→ **Given exercise**: Rewrite the lines of the records below, starting at the one containing "font-size-dropdown[interactable]: 号 bbox=[0, 71, 28, 91]" and ending at the one containing "crop-mark bbox=[177, 236, 198, 257]", with "watermark-brand" swapped for "watermark-logo" and nothing else changed. Give only those lines.

━━ Task inputs ━━

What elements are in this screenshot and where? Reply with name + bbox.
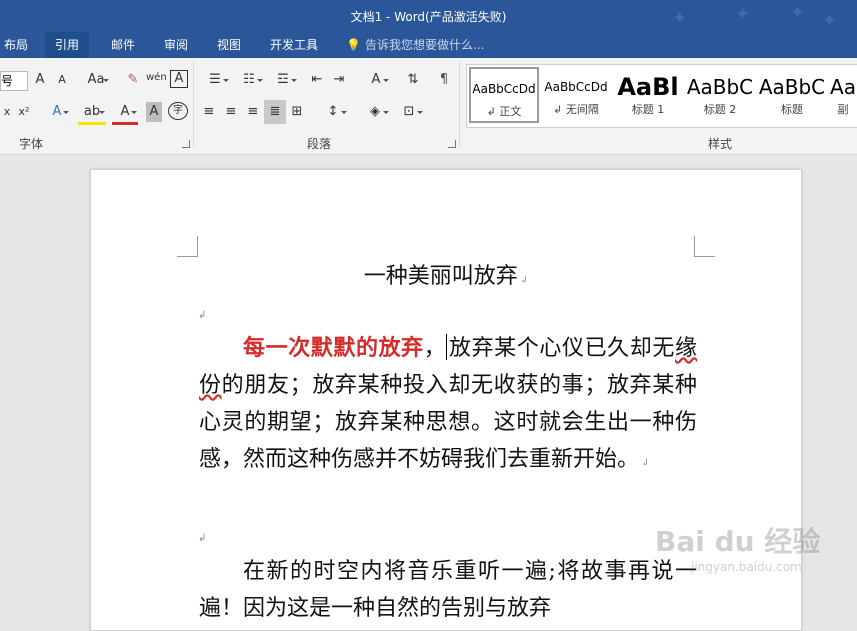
font-size-dropdown[interactable]: 号 bbox=[0, 71, 28, 91]
styles-gallery: AaBbCcDd ↲ 正文 AaBbCcDd ↲ 无间隔 AaBl 标题 1 A… bbox=[466, 64, 857, 128]
tell-me-text: 告诉我您想要做什么... bbox=[364, 38, 485, 52]
phonetic-guide-button[interactable]: wén bbox=[146, 68, 167, 88]
watermark-brand: Bai du 经验 bbox=[655, 525, 821, 558]
align-center-icon[interactable]: ≡ bbox=[222, 102, 240, 122]
shading-button[interactable]: ◈ bbox=[360, 102, 390, 122]
decrease-indent-icon[interactable]: ⇤ bbox=[308, 70, 326, 90]
paragraph-1[interactable]: 每一次默默的放弃，放弃某个心仪已久却无缘份的朋友；放弃某种投入却无收获的事；放弃… bbox=[199, 330, 697, 482]
paragraph-2[interactable]: 在新的时空内将音乐重听一遍;将故事再说一遍！因为这是一种自然的告别与放弃 bbox=[199, 553, 697, 627]
crop-mark bbox=[177, 236, 198, 257]
lightbulb-icon: 💡 bbox=[346, 38, 361, 52]
style-title[interactable]: AaBbC 标题 bbox=[757, 67, 827, 123]
paragraph-mark-icon: ↲ bbox=[198, 533, 207, 544]
paragraph-mark-icon: ↲ bbox=[198, 310, 207, 321]
clear-formatting-icon[interactable]: ✎ bbox=[124, 70, 142, 90]
subscript-button[interactable]: x bbox=[0, 102, 14, 122]
style-subtitle[interactable]: Aa 副 bbox=[829, 67, 857, 123]
baidu-watermark: Bai du 经验 jingyan.baidu.com bbox=[655, 520, 855, 580]
styles-group-label: 样式 bbox=[707, 137, 732, 151]
font-dialog-launcher-icon[interactable]: . bbox=[182, 140, 190, 148]
tell-me-box[interactable]: 💡 告诉我您想要做什么... bbox=[346, 32, 484, 58]
emphasis-text: 每一次默默的放弃 bbox=[243, 335, 424, 361]
style-sample: AaBbCcDd bbox=[472, 82, 536, 96]
numbering-button[interactable]: ☷ bbox=[234, 70, 264, 90]
style-sample: Aa bbox=[830, 75, 856, 99]
asian-layout-button[interactable]: A bbox=[362, 70, 390, 90]
sort-icon[interactable]: ⇅ bbox=[404, 70, 422, 90]
crop-mark bbox=[694, 236, 715, 257]
style-name: ↲ 无间隔 bbox=[553, 103, 599, 116]
tab-references[interactable]: 引用 bbox=[45, 32, 90, 58]
multilevel-list-button[interactable]: ☲ bbox=[268, 70, 298, 90]
text-effects-button[interactable]: A bbox=[44, 102, 70, 122]
character-shading-button[interactable]: A bbox=[146, 102, 162, 122]
paragraph-mark-icon: ↲ bbox=[519, 275, 529, 286]
document-title[interactable]: 一种美丽叫放弃 ↲ bbox=[91, 258, 801, 290]
style-sample: AaBbC bbox=[686, 75, 754, 99]
tab-mailings[interactable]: 邮件 bbox=[101, 32, 145, 58]
character-border-button[interactable]: A bbox=[170, 70, 188, 88]
style-name: 副 bbox=[837, 103, 849, 116]
tab-review[interactable]: 审阅 bbox=[154, 32, 198, 58]
align-right-icon[interactable]: ≡ bbox=[244, 102, 262, 122]
paragraph-dialog-launcher-icon[interactable]: . bbox=[448, 140, 456, 148]
group-separator bbox=[459, 62, 460, 148]
ribbon-tabs: 布局 引用 邮件 审阅 视图 开发工具 💡 告诉我您想要做什么... bbox=[0, 32, 857, 58]
shrink-font-button[interactable]: A bbox=[54, 70, 70, 90]
watermark-url: jingyan.baidu.com bbox=[691, 560, 802, 574]
tab-layout[interactable]: 布局 bbox=[0, 32, 38, 58]
title-bar: ✦ ✦ ✦ ✦ 文档1 - Word(产品激活失败) bbox=[0, 0, 857, 32]
style-name: 标题 2 bbox=[703, 103, 737, 116]
grow-font-button[interactable]: A bbox=[32, 70, 48, 90]
style-heading-1[interactable]: AaBl 标题 1 bbox=[613, 67, 683, 123]
style-name: 标题 1 bbox=[631, 103, 665, 116]
font-color-button[interactable]: A bbox=[112, 102, 138, 125]
tab-developer[interactable]: 开发工具 bbox=[260, 32, 328, 58]
style-name: 标题 bbox=[781, 103, 803, 116]
bullets-button[interactable]: ☰ bbox=[200, 70, 230, 90]
font-group-label: 字体 bbox=[18, 137, 43, 151]
show-marks-icon[interactable]: ¶ bbox=[436, 70, 452, 90]
style-sample: AaBl bbox=[617, 73, 679, 101]
enclose-characters-button[interactable]: 字 bbox=[168, 102, 188, 120]
paragraph-group-label: 段落 bbox=[306, 137, 331, 151]
line-spacing-button[interactable]: ↕ bbox=[318, 102, 348, 122]
style-heading-2[interactable]: AaBbC 标题 2 bbox=[685, 67, 755, 123]
style-sample: AaBbCcDd bbox=[544, 80, 608, 94]
superscript-button[interactable]: x² bbox=[16, 102, 32, 122]
change-case-button[interactable]: Aa bbox=[82, 70, 110, 90]
style-sample: AaBbC bbox=[758, 75, 826, 99]
paragraph-mark-icon: ↲ bbox=[641, 458, 650, 469]
increase-indent-icon[interactable]: ⇥ bbox=[330, 70, 348, 90]
window-title: 文档1 - Word(产品激活失败) bbox=[350, 10, 507, 24]
style-normal[interactable]: AaBbCcDd ↲ 正文 bbox=[469, 67, 539, 123]
borders-button[interactable]: ⊡ bbox=[394, 102, 424, 122]
tab-view[interactable]: 视图 bbox=[207, 32, 251, 58]
font-size-value: 号 bbox=[1, 74, 14, 88]
style-no-spacing[interactable]: AaBbCcDd ↲ 无间隔 bbox=[541, 67, 611, 123]
align-left-icon[interactable]: ≡ bbox=[200, 102, 218, 122]
justify-icon[interactable]: ≣ bbox=[264, 100, 286, 124]
ribbon: 号 A A Aa ✎ wén A x x² A ab A A 字 字体 . ☰ … bbox=[0, 58, 857, 155]
group-separator bbox=[193, 62, 194, 148]
style-name: ↲ 正文 bbox=[486, 105, 522, 118]
distributed-icon[interactable]: ⊞ bbox=[288, 102, 306, 122]
highlight-button[interactable]: ab bbox=[78, 102, 106, 125]
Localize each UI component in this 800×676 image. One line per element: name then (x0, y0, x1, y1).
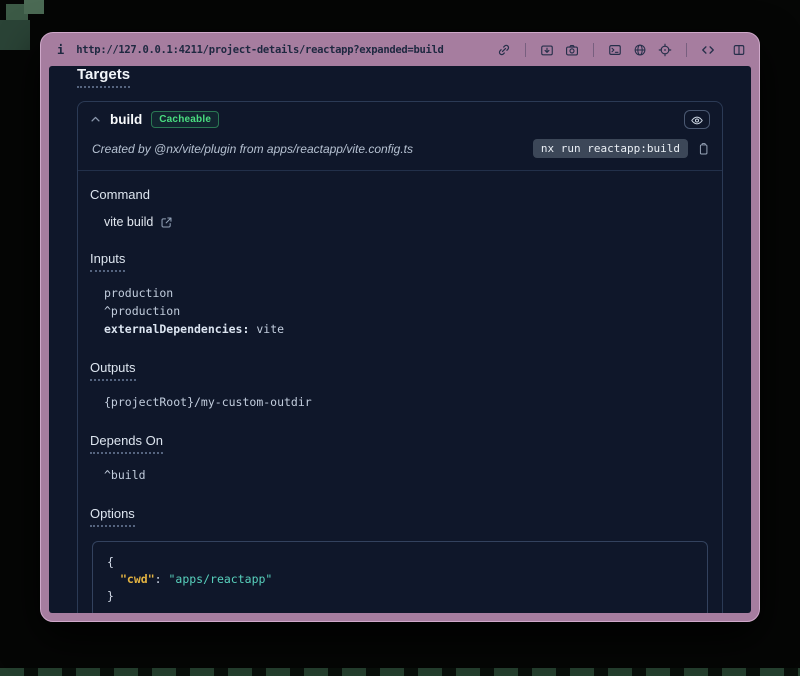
input-item: ^production (104, 302, 708, 320)
created-by-row: Created by @nx/vite/plugin from apps/rea… (78, 137, 722, 170)
code-line: { (107, 554, 693, 571)
browser-toolbar: i http://127.0.0.1:4211/project-details/… (49, 33, 751, 66)
depends-on-item: ^build (104, 466, 708, 484)
options-heading: Options (90, 506, 135, 527)
crosshair-icon[interactable] (657, 42, 673, 58)
outputs-heading: Outputs (90, 360, 136, 381)
eye-icon (690, 114, 704, 127)
command-value: vite build (104, 215, 153, 229)
target-card-build: build Cacheable Created by @nx/vite/plug… (77, 101, 723, 613)
created-by-text: Created by @nx/vite/plugin from apps/rea… (92, 142, 413, 156)
info-icon: i (57, 43, 64, 57)
toolbar-actions (496, 42, 747, 58)
link-icon[interactable] (496, 42, 512, 58)
json-colon: : (155, 572, 169, 586)
input-named-key: externalDependencies: (104, 322, 249, 336)
desktop-fragment (0, 20, 30, 50)
json-key: "cwd" (120, 572, 155, 586)
output-item: {projectRoot}/my-custom-outdir (104, 393, 708, 411)
open-config-button[interactable] (160, 216, 173, 229)
camera-icon[interactable] (564, 42, 580, 58)
eye-button[interactable] (684, 110, 710, 129)
chevron-up-icon (90, 114, 101, 125)
copy-button[interactable] (697, 142, 710, 156)
depends-on-list: ^build (104, 466, 708, 484)
targets-heading: Targets (77, 66, 130, 88)
command-heading: Command (90, 187, 150, 202)
terminal-icon[interactable] (607, 42, 623, 58)
desktop-background: i http://127.0.0.1:4211/project-details/… (0, 0, 800, 676)
cacheable-badge: Cacheable (151, 111, 219, 128)
build-target-details: Command vite build Inputs (78, 170, 722, 613)
globe-icon[interactable] (632, 42, 648, 58)
toolbar-separator (593, 43, 594, 57)
code-line: } (107, 588, 693, 605)
build-target-header[interactable]: build Cacheable (78, 102, 722, 137)
options-code-block: { "cwd": "apps/reactapp" } (92, 541, 708, 613)
input-item-named: externalDependencies: vite (104, 320, 708, 338)
split-view-icon[interactable] (731, 42, 747, 58)
inputs-heading: Inputs (90, 251, 125, 272)
inputs-list: production ^production externalDependenc… (104, 284, 708, 338)
desktop-fragment (0, 668, 800, 676)
nx-project-details-window: i http://127.0.0.1:4211/project-details/… (40, 32, 760, 622)
depends-on-heading: Depends On (90, 433, 163, 454)
toolbar-separator (686, 43, 687, 57)
external-link-icon (160, 216, 173, 229)
outputs-list: {projectRoot}/my-custom-outdir (104, 393, 708, 411)
frame-capture-icon[interactable] (539, 42, 555, 58)
project-details-page: Targets build Cacheable (49, 66, 751, 613)
code-icon[interactable] (700, 42, 716, 58)
command-value-row: vite build (104, 215, 708, 229)
address-url: http://127.0.0.1:4211/project-details/re… (76, 44, 443, 56)
copy-icon (697, 142, 710, 156)
code-line: "cwd": "apps/reactapp" (107, 571, 693, 588)
toolbar-separator (525, 43, 526, 57)
target-name: build (110, 112, 142, 127)
input-item: production (104, 284, 708, 302)
json-string-value: "apps/reactapp" (168, 572, 272, 586)
desktop-fragment (24, 0, 44, 14)
input-named-value: vite (256, 322, 284, 336)
run-command-chip: nx run reactapp:build (533, 139, 688, 158)
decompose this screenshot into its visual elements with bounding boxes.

━━━

→ **Exercise result**:
font-size-dropdown[interactable]: 号 bbox=[0, 71, 28, 91]
styles-gallery: AaBbCcDd ↲ 正文 AaBbCcDd ↲ 无间隔 AaBl 标题 1 A… bbox=[466, 64, 857, 128]
tell-me-text: 告诉我您想要做什么... bbox=[364, 38, 485, 52]
phonetic-guide-button[interactable]: wén bbox=[146, 68, 167, 88]
watermark-logo: Bai du 经验 bbox=[655, 525, 821, 558]
align-center-icon[interactable]: ≡ bbox=[222, 102, 240, 122]
shading-button[interactable]: ◈ bbox=[360, 102, 390, 122]
decrease-indent-icon[interactable]: ⇤ bbox=[308, 70, 326, 90]
paragraph-1[interactable]: 每一次默默的放弃，放弃某个心仪已久却无缘份的朋友；放弃某种投入却无收获的事；放弃… bbox=[199, 330, 697, 482]
paragraph-2[interactable]: 在新的时空内将音乐重听一遍;将故事再说一遍！因为这是一种自然的告别与放弃 bbox=[199, 553, 697, 627]
crop-mark bbox=[177, 236, 198, 257]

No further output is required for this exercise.